Direction
Transcribe the records that follow, preserving every word.

----- Stored rows

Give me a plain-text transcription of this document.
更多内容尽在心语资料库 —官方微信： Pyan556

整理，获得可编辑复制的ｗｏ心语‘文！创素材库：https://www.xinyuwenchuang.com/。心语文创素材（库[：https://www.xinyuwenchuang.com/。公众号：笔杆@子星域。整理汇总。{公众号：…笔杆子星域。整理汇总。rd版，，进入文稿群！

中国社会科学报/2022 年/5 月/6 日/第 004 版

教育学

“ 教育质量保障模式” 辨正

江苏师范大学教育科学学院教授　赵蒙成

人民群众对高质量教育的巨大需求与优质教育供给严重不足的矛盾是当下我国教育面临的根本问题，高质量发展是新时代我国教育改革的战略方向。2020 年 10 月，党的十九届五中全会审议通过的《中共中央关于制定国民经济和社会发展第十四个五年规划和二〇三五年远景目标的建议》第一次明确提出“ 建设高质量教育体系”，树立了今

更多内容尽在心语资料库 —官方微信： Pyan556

----------

Written response
Give me a plain-text transcription of this document.
更多内容尽在心语资料库 —官方微信： Pyan556

整理，获得可编辑复制的ｗｏ心语‘文！创素材库：https://www.xinyuwenchuang.com/。心语文创素材（库[：https://www.xinyuwenchuang.com/。公众号：笔杆@子星域。整理汇总。{公众号：…笔杆子星域。整理汇总。rd版，，进入文稿群！

中国社会科学报/2022 年/5 月/6 日/第 004 版

教育学

“ 教育质量保障模式” 辨正

江苏师范大学教育科学学院教授　赵蒙成

人民群众对高质量教育的巨大需求与优质教育供给严重不足的矛盾是当下我国教育面临的根本问题，高质量发展是新时代我国教育改革的战略方向。2020 年 10 月，党的十九届五中全会审议通过的《中共中央关于制定国民经济和社会发展第十四个五年规划和二〇三五年远景目标的建议》第一次明确提出“ 建设高质量教育体系”，树立了今

更多内容尽在心语资料库 —官方微信： Pyan556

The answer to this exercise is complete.